■ **WRITTEN REQUEST**:
The records that follow should be retyped word for word.

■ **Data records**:
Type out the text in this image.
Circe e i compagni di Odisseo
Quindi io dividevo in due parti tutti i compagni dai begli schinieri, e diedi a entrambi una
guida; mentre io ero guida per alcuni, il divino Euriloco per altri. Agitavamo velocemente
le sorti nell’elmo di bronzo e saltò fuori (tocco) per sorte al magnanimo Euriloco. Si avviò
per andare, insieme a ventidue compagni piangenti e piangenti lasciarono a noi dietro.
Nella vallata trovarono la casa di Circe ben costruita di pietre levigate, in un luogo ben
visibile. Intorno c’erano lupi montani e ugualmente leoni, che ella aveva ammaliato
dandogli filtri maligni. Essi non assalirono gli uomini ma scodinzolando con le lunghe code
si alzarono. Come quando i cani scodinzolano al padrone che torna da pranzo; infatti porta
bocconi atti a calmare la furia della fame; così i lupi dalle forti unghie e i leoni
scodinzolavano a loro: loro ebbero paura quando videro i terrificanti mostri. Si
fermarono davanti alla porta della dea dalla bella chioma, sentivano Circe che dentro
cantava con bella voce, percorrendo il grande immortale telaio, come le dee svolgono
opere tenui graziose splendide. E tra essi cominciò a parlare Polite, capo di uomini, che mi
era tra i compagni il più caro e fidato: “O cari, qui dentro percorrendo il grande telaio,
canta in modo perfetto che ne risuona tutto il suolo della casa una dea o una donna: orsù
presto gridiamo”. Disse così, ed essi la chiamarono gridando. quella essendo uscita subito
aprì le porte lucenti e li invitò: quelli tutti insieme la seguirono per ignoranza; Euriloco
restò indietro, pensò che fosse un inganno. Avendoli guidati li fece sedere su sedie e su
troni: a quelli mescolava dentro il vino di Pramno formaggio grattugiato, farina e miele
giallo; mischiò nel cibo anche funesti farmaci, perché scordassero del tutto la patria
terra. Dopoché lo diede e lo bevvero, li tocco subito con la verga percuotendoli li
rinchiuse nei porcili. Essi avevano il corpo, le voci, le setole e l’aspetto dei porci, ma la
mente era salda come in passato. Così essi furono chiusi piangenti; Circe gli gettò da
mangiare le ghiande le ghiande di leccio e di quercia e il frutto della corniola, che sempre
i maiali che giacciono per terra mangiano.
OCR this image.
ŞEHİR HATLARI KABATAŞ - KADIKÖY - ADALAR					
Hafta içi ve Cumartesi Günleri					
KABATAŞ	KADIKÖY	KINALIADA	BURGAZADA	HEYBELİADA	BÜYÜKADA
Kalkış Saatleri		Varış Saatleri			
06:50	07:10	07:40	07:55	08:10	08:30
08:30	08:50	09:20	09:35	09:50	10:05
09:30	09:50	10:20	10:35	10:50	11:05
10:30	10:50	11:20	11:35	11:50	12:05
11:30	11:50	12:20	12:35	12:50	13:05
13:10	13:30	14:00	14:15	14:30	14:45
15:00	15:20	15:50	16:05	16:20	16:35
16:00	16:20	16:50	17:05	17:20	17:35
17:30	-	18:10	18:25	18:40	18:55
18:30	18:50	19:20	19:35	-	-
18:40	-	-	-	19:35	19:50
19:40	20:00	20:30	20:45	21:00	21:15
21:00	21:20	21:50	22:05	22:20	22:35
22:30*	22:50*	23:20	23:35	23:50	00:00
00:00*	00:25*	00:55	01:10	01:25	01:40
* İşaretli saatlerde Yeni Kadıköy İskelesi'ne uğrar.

■ **THE REPLY**:
Type out the text in this image.
Circe e i compagni di Odisseo
Quindi io dividevo in due parti tutti i compagni dai begli schinieri, e diedi a entrambi una
guida; mentre io ero guida per alcuni, il divino Euriloco per altri. Agitavamo velocemente
le sorti nell’elmo di bronzo e saltò fuori (tocco) per sorte al magnanimo Euriloco. Si avviò
per andare, insieme a ventidue compagni piangenti e piangenti lasciarono a noi dietro.
Nella vallata trovarono la casa di Circe ben costruita di pietre levigate, in un luogo ben
visibile. Intorno c’erano lupi montani e ugualmente leoni, che ella aveva ammaliato
dandogli filtri maligni. Essi non assalirono gli uomini ma scodinzolando con le lunghe code
si alzarono. Come quando i cani scodinzolano al padrone che torna da pranzo; infatti porta
bocconi atti a calmare la furia della fame; così i lupi dalle forti unghie e i leoni
scodinzolavano a loro: loro ebbero paura quando videro i terrificanti mostri. Si
fermarono davanti alla porta della dea dalla bella chioma, sentivano Circe che dentro
cantava con bella voce, percorrendo il grande immortale telaio, come le dee svolgono
opere tenui graziose splendide. E tra essi cominciò a parlare Polite, capo di uomini, che mi
era tra i compagni il più caro e fidato: “O cari, qui dentro percorrendo il grande telaio,
canta in modo perfetto che ne risuona tutto il suolo della casa una dea o una donna: orsù
presto gridiamo”. Disse così, ed essi la chiamarono gridando. quella essendo uscita subito
aprì le porte lucenti e li invitò: quelli tutti insieme la seguirono per ignoranza; Euriloco
restò indietro, pensò che fosse un inganno. Avendoli guidati li fece sedere su sedie e su
troni: a quelli mescolava dentro il vino di Pramno formaggio grattugiato, farina e miele
giallo; mischiò nel cibo anche funesti farmaci, perché scordassero del tutto la patria
terra. Dopoché lo diede e lo bevvero, li tocco subito con la verga percuotendoli li
rinchiuse nei porcili. Essi avevano il corpo, le voci, le setole e l’aspetto dei porci, ma la
mente era salda come in passato. Così essi furono chiusi piangenti; Circe gli gettò da
mangiare le ghiande le ghiande di leccio e di quercia e il frutto della corniola, che sempre
i maiali che giacciono per terra mangiano.
OCR this image.
ŞEHİR HATLARI KABATAŞ - KADIKÖY - ADALAR					
Hafta içi ve Cumartesi Günleri					
KABATAŞ	KADIKÖY	KINALIADA	BURGAZADA	HEYBELİADA	BÜYÜKADA
Kalkış Saatleri		Varış Saatleri			
06:50	07:10	07:40	07:55	08:10	08:30
08:30	08:50	09:20	09:35	09:50	10:05
09:30	09:50	10:20	10:35	10:50	11:05
10:30	10:50	11:20	11:35	11:50	12:05
11:30	11:50	12:20	12:35	12:50	13:05
13:10	13:30	14:00	14:15	14:30	14:45
15:00	15:20	15:50	16:05	16:20	16:35
16:00	16:20	16:50	17:05	17:20	17:35
17:30	-	18:10	18:25	18:40	18:55
18:30	18:50	19:20	19:35	-	-
18:40	-	-	-	19:35	19:50
19:40	20:00	20:30	20:45	21:00	21:15
21:00	21:20	21:50	22:05	22:20	22:35
22:30*	22:50*	23:20	23:35	23:50	00:00
00:00*	00:25*	00:55	01:10	01:25	01:40
* İşaretli saatlerde Yeni Kadıköy İskelesi'ne uğrar.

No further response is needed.